:: Provided information ::

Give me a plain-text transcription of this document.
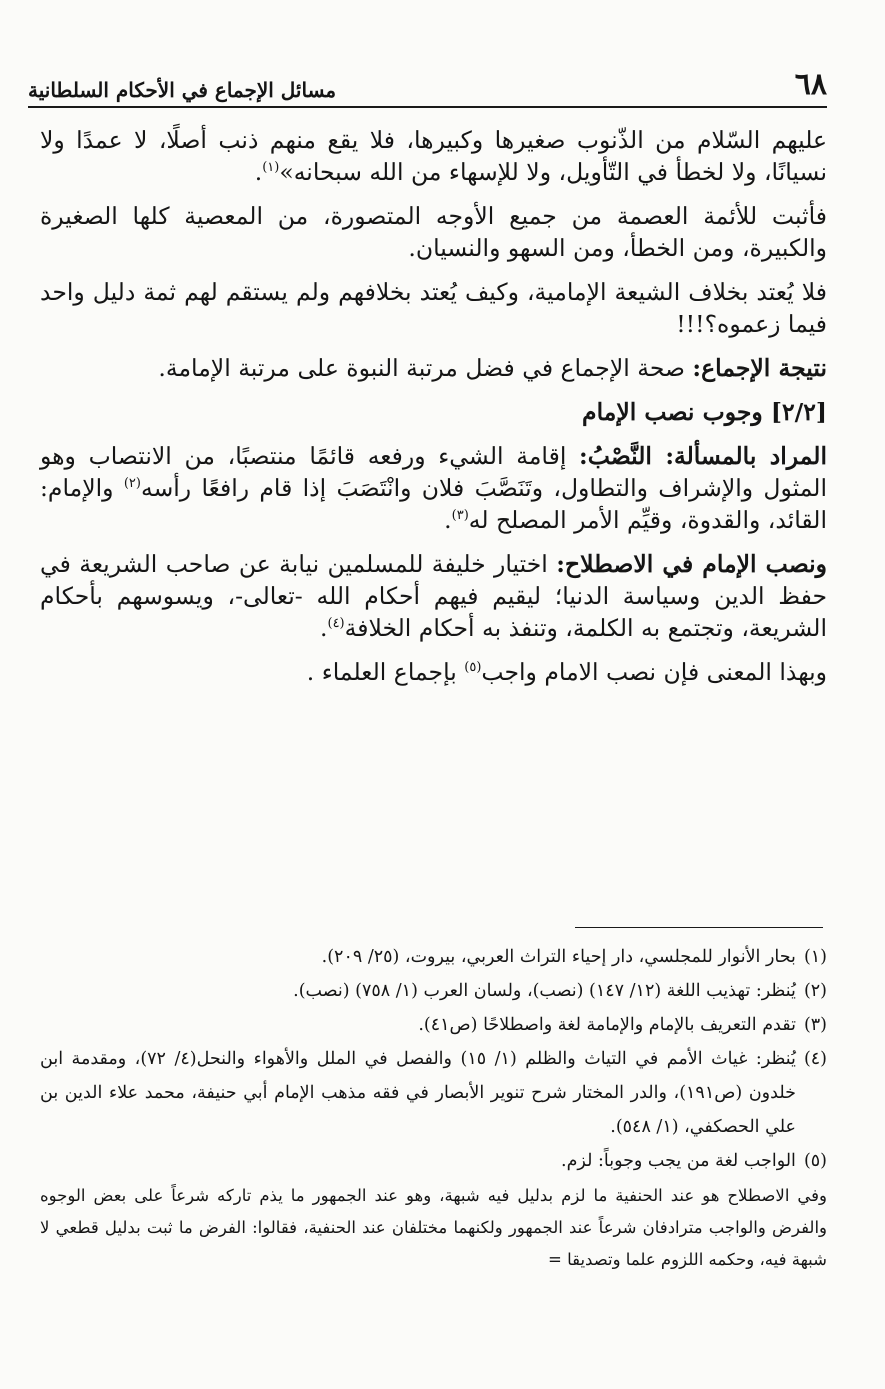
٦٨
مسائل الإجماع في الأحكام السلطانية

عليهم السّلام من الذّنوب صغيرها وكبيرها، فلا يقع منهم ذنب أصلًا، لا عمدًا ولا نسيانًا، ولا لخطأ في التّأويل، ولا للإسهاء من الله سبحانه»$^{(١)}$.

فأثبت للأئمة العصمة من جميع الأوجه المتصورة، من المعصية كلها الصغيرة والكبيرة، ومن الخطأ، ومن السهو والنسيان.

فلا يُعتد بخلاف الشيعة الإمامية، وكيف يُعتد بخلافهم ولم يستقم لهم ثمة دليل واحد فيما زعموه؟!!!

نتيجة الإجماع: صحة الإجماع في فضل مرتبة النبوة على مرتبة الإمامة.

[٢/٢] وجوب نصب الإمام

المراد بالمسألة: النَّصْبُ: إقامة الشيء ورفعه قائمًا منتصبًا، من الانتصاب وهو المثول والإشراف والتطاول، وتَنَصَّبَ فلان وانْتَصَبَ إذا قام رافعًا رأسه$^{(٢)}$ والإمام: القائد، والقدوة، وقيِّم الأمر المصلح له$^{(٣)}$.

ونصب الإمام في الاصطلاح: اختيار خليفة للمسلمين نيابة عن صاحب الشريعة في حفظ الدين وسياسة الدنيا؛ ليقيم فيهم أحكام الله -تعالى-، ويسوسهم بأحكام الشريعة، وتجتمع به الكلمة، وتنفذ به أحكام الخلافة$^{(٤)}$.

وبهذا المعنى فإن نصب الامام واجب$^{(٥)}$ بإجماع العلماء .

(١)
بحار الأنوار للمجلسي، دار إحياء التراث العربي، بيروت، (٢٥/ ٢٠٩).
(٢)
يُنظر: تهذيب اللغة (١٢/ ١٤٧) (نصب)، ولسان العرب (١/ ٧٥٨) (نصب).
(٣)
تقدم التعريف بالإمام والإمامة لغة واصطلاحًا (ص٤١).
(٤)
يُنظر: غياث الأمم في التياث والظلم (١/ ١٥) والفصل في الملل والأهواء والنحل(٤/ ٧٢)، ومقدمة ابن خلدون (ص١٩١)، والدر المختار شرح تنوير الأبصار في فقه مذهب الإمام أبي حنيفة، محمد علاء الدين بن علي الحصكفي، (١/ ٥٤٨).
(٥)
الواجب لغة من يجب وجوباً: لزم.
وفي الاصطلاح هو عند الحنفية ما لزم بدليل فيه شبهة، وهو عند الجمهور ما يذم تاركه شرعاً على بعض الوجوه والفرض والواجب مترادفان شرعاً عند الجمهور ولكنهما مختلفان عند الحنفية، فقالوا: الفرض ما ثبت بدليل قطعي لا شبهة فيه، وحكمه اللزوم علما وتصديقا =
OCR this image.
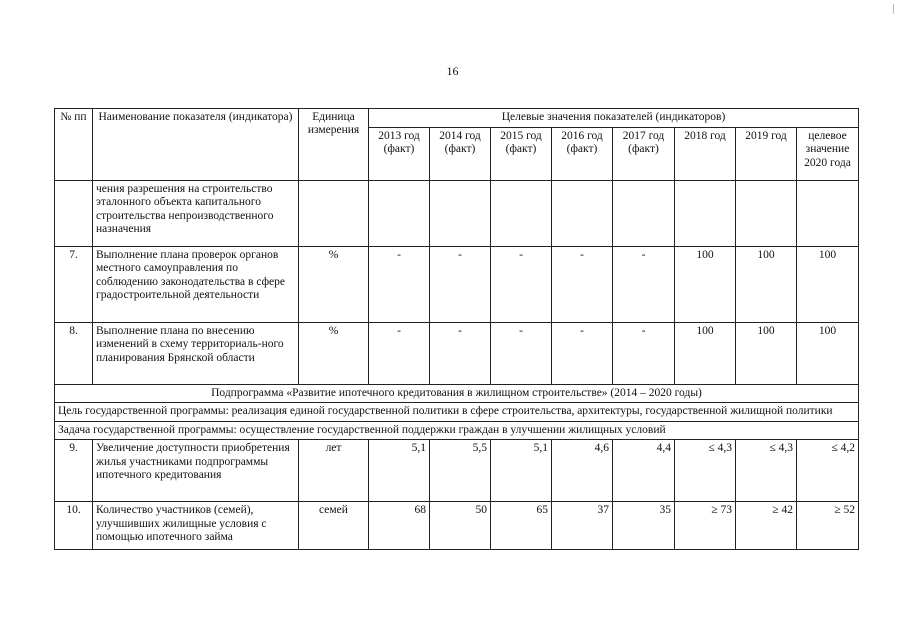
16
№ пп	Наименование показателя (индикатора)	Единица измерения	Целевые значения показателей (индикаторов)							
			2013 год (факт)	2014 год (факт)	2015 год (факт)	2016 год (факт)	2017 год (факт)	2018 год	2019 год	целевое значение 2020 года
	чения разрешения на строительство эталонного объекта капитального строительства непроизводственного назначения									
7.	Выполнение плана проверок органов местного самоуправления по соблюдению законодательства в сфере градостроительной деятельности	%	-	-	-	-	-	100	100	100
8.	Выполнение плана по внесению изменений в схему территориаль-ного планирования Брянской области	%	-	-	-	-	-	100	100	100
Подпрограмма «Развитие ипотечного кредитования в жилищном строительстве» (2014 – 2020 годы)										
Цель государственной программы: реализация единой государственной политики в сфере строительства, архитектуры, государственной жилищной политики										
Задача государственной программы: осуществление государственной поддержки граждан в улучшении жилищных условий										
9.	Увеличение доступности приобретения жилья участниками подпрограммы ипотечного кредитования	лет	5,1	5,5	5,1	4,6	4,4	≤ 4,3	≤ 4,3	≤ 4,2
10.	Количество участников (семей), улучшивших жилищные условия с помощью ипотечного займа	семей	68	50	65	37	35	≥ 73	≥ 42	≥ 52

:::
:: Provided information ::

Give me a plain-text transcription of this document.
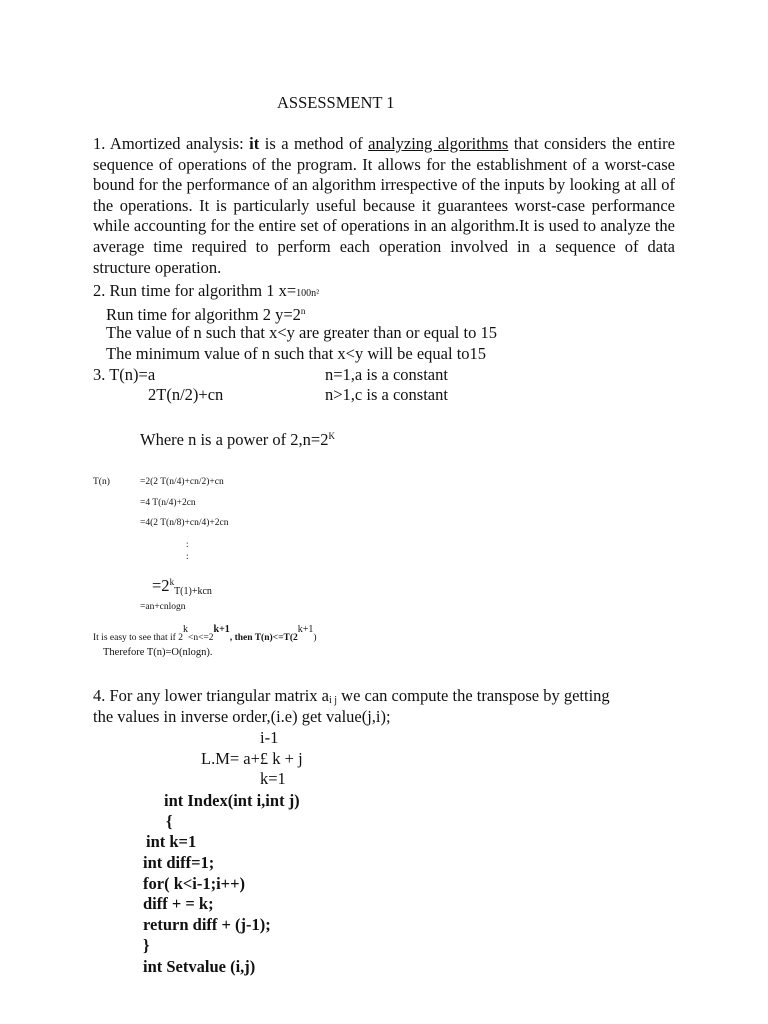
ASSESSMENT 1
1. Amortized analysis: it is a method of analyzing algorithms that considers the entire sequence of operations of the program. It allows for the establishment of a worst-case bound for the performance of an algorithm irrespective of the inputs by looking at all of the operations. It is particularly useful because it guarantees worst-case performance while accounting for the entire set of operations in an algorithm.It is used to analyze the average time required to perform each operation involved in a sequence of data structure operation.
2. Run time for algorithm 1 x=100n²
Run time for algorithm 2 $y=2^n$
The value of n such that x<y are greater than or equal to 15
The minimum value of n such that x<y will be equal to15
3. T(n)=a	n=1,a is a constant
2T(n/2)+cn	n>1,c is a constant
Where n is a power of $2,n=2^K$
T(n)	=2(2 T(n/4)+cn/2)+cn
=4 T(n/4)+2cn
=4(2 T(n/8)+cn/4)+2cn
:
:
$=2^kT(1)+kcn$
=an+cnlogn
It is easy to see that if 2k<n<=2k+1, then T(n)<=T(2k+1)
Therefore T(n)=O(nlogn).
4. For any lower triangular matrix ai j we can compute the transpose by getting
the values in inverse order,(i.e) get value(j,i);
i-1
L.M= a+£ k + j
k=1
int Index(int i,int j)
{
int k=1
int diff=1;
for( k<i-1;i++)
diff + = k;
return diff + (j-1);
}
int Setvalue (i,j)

:::

Work to be completed:
Where a line in the entries holds "Выполнение", copy that line.

Output of the exercise:
7.	Выполнение плана проверок органов местного самоуправления по соблюдению законодательства в сфере градостроительной деятельности	%	-	-	-	-	-	100	100	100
8.	Выполнение плана по внесению изменений в схему территориаль-ного планирования Брянской области	%	-	-	-	-	-	100	100	100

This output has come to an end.